-- Start Provided data --

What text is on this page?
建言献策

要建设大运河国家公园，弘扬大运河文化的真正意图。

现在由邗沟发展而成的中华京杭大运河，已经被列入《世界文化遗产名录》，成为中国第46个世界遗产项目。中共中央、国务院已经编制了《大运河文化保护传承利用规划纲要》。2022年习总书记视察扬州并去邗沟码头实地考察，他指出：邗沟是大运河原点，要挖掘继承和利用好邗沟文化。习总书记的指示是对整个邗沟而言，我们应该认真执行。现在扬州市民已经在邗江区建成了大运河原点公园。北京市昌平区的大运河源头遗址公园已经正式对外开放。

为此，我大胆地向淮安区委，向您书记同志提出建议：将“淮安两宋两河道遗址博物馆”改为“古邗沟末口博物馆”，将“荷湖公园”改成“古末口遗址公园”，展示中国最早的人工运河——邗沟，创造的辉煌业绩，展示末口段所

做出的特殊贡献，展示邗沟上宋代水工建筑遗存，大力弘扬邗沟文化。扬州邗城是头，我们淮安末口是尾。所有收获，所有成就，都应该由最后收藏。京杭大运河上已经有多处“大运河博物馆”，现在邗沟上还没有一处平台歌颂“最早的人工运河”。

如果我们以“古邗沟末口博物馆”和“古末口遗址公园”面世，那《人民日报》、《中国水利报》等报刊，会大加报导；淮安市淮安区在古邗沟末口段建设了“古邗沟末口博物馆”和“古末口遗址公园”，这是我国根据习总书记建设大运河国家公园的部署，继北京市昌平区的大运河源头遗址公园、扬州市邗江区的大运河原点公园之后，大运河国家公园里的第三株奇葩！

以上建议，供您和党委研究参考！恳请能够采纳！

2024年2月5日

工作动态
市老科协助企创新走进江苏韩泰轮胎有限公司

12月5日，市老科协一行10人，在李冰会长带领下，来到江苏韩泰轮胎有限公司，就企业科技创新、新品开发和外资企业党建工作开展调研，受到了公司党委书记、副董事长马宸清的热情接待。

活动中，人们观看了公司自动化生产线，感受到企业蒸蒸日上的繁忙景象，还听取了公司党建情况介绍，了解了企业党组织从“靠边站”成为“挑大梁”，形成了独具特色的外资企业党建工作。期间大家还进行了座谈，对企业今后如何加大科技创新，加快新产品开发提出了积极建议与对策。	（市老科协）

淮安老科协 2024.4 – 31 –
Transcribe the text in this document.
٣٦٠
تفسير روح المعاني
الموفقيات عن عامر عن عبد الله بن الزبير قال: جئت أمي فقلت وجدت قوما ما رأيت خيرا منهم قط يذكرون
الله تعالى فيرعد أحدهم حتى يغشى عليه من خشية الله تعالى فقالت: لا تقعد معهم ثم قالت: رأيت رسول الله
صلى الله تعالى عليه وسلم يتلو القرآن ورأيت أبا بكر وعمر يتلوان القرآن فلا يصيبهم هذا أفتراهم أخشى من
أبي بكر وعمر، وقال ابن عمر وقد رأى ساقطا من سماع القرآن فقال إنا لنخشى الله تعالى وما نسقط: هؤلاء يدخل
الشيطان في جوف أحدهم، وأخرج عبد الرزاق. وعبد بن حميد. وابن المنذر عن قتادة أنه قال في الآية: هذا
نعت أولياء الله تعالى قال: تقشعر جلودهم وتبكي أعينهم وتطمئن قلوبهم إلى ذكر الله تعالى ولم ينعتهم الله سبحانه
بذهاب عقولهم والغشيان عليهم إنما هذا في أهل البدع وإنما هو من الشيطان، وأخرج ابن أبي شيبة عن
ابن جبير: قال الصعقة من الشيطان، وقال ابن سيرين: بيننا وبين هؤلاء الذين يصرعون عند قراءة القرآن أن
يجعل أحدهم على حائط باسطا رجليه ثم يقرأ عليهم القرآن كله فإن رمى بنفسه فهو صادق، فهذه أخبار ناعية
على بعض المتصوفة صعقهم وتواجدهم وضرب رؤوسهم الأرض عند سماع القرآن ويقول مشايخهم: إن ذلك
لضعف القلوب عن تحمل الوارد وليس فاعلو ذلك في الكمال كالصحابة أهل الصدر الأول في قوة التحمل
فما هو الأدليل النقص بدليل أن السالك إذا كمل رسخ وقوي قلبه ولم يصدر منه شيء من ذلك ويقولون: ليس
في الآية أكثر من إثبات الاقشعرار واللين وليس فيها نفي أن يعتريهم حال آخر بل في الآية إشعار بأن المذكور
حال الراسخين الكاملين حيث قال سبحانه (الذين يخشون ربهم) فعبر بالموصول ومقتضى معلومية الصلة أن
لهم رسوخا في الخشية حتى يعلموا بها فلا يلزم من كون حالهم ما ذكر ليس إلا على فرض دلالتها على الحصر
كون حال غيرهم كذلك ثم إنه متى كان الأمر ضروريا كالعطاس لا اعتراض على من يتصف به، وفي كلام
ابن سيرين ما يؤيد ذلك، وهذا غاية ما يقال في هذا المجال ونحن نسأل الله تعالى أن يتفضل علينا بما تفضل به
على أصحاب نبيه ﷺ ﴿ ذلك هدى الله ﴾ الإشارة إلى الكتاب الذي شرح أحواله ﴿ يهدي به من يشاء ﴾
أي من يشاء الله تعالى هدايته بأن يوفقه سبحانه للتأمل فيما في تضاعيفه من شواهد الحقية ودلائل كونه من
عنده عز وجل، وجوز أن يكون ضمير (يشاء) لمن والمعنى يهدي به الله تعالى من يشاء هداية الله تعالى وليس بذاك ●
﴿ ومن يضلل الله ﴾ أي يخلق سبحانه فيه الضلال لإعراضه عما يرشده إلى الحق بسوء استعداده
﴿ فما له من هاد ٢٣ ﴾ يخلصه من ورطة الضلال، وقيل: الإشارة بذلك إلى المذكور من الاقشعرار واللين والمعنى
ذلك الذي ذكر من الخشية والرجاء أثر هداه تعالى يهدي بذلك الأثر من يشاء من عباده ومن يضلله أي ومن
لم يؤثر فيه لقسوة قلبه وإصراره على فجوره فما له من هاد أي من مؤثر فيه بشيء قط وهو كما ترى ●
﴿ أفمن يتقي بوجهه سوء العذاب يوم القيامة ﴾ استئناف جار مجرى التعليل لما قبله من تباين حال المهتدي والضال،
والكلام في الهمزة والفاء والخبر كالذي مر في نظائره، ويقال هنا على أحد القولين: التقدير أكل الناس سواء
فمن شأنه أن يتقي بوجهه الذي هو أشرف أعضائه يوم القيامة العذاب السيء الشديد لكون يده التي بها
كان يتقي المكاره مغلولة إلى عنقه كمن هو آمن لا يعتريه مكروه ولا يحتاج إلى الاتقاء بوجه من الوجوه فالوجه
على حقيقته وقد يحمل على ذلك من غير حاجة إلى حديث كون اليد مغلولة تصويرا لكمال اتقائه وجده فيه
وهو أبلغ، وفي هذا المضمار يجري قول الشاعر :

-- End Provided data --

### Task goal
Exactly reproduce every line of the data above.

### Full response
What text is on this page?
建言献策

要建设大运河国家公园，弘扬大运河文化的真正意图。

现在由邗沟发展而成的中华京杭大运河，已经被列入《世界文化遗产名录》，成为中国第46个世界遗产项目。中共中央、国务院已经编制了《大运河文化保护传承利用规划纲要》。2022年习总书记视察扬州并去邗沟码头实地考察，他指出：邗沟是大运河原点，要挖掘继承和利用好邗沟文化。习总书记的指示是对整个邗沟而言，我们应该认真执行。现在扬州市民已经在邗江区建成了大运河原点公园。北京市昌平区的大运河源头遗址公园已经正式对外开放。

为此，我大胆地向淮安区委，向您书记同志提出建议：将“淮安两宋两河道遗址博物馆”改为“古邗沟末口博物馆”，将“荷湖公园”改成“古末口遗址公园”，展示中国最早的人工运河——邗沟，创造的辉煌业绩，展示末口段所

做出的特殊贡献，展示邗沟上宋代水工建筑遗存，大力弘扬邗沟文化。扬州邗城是头，我们淮安末口是尾。所有收获，所有成就，都应该由最后收藏。京杭大运河上已经有多处“大运河博物馆”，现在邗沟上还没有一处平台歌颂“最早的人工运河”。

如果我们以“古邗沟末口博物馆”和“古末口遗址公园”面世，那《人民日报》、《中国水利报》等报刊，会大加报导；淮安市淮安区在古邗沟末口段建设了“古邗沟末口博物馆”和“古末口遗址公园”，这是我国根据习总书记建设大运河国家公园的部署，继北京市昌平区的大运河源头遗址公园、扬州市邗江区的大运河原点公园之后，大运河国家公园里的第三株奇葩！

以上建议，供您和党委研究参考！恳请能够采纳！

2024年2月5日

工作动态
市老科协助企创新走进江苏韩泰轮胎有限公司

12月5日，市老科协一行10人，在李冰会长带领下，来到江苏韩泰轮胎有限公司，就企业科技创新、新品开发和外资企业党建工作开展调研，受到了公司党委书记、副董事长马宸清的热情接待。

活动中，人们观看了公司自动化生产线，感受到企业蒸蒸日上的繁忙景象，还听取了公司党建情况介绍，了解了企业党组织从“靠边站”成为“挑大梁”，形成了独具特色的外资企业党建工作。期间大家还进行了座谈，对企业今后如何加大科技创新，加快新产品开发提出了积极建议与对策。	（市老科协）

淮安老科协 2024.4 – 31 –
Transcribe the text in this document.
٣٦٠
تفسير روح المعاني
الموفقيات عن عامر عن عبد الله بن الزبير قال: جئت أمي فقلت وجدت قوما ما رأيت خيرا منهم قط يذكرون
الله تعالى فيرعد أحدهم حتى يغشى عليه من خشية الله تعالى فقالت: لا تقعد معهم ثم قالت: رأيت رسول الله
صلى الله تعالى عليه وسلم يتلو القرآن ورأيت أبا بكر وعمر يتلوان القرآن فلا يصيبهم هذا أفتراهم أخشى من
أبي بكر وعمر، وقال ابن عمر وقد رأى ساقطا من سماع القرآن فقال إنا لنخشى الله تعالى وما نسقط: هؤلاء يدخل
الشيطان في جوف أحدهم، وأخرج عبد الرزاق. وعبد بن حميد. وابن المنذر عن قتادة أنه قال في الآية: هذا
نعت أولياء الله تعالى قال: تقشعر جلودهم وتبكي أعينهم وتطمئن قلوبهم إلى ذكر الله تعالى ولم ينعتهم الله سبحانه
بذهاب عقولهم والغشيان عليهم إنما هذا في أهل البدع وإنما هو من الشيطان، وأخرج ابن أبي شيبة عن
ابن جبير: قال الصعقة من الشيطان، وقال ابن سيرين: بيننا وبين هؤلاء الذين يصرعون عند قراءة القرآن أن
يجعل أحدهم على حائط باسطا رجليه ثم يقرأ عليهم القرآن كله فإن رمى بنفسه فهو صادق، فهذه أخبار ناعية
على بعض المتصوفة صعقهم وتواجدهم وضرب رؤوسهم الأرض عند سماع القرآن ويقول مشايخهم: إن ذلك
لضعف القلوب عن تحمل الوارد وليس فاعلو ذلك في الكمال كالصحابة أهل الصدر الأول في قوة التحمل
فما هو الأدليل النقص بدليل أن السالك إذا كمل رسخ وقوي قلبه ولم يصدر منه شيء من ذلك ويقولون: ليس
في الآية أكثر من إثبات الاقشعرار واللين وليس فيها نفي أن يعتريهم حال آخر بل في الآية إشعار بأن المذكور
حال الراسخين الكاملين حيث قال سبحانه (الذين يخشون ربهم) فعبر بالموصول ومقتضى معلومية الصلة أن
لهم رسوخا في الخشية حتى يعلموا بها فلا يلزم من كون حالهم ما ذكر ليس إلا على فرض دلالتها على الحصر
كون حال غيرهم كذلك ثم إنه متى كان الأمر ضروريا كالعطاس لا اعتراض على من يتصف به، وفي كلام
ابن سيرين ما يؤيد ذلك، وهذا غاية ما يقال في هذا المجال ونحن نسأل الله تعالى أن يتفضل علينا بما تفضل به
على أصحاب نبيه ﷺ ﴿ ذلك هدى الله ﴾ الإشارة إلى الكتاب الذي شرح أحواله ﴿ يهدي به من يشاء ﴾
أي من يشاء الله تعالى هدايته بأن يوفقه سبحانه للتأمل فيما في تضاعيفه من شواهد الحقية ودلائل كونه من
عنده عز وجل، وجوز أن يكون ضمير (يشاء) لمن والمعنى يهدي به الله تعالى من يشاء هداية الله تعالى وليس بذاك ●
﴿ ومن يضلل الله ﴾ أي يخلق سبحانه فيه الضلال لإعراضه عما يرشده إلى الحق بسوء استعداده
﴿ فما له من هاد ٢٣ ﴾ يخلصه من ورطة الضلال، وقيل: الإشارة بذلك إلى المذكور من الاقشعرار واللين والمعنى
ذلك الذي ذكر من الخشية والرجاء أثر هداه تعالى يهدي بذلك الأثر من يشاء من عباده ومن يضلله أي ومن
لم يؤثر فيه لقسوة قلبه وإصراره على فجوره فما له من هاد أي من مؤثر فيه بشيء قط وهو كما ترى ●
﴿ أفمن يتقي بوجهه سوء العذاب يوم القيامة ﴾ استئناف جار مجرى التعليل لما قبله من تباين حال المهتدي والضال،
والكلام في الهمزة والفاء والخبر كالذي مر في نظائره، ويقال هنا على أحد القولين: التقدير أكل الناس سواء
فمن شأنه أن يتقي بوجهه الذي هو أشرف أعضائه يوم القيامة العذاب السيء الشديد لكون يده التي بها
كان يتقي المكاره مغلولة إلى عنقه كمن هو آمن لا يعتريه مكروه ولا يحتاج إلى الاتقاء بوجه من الوجوه فالوجه
على حقيقته وقد يحمل على ذلك من غير حاجة إلى حديث كون اليد مغلولة تصويرا لكمال اتقائه وجده فيه
وهو أبلغ، وفي هذا المضمار يجري قول الشاعر :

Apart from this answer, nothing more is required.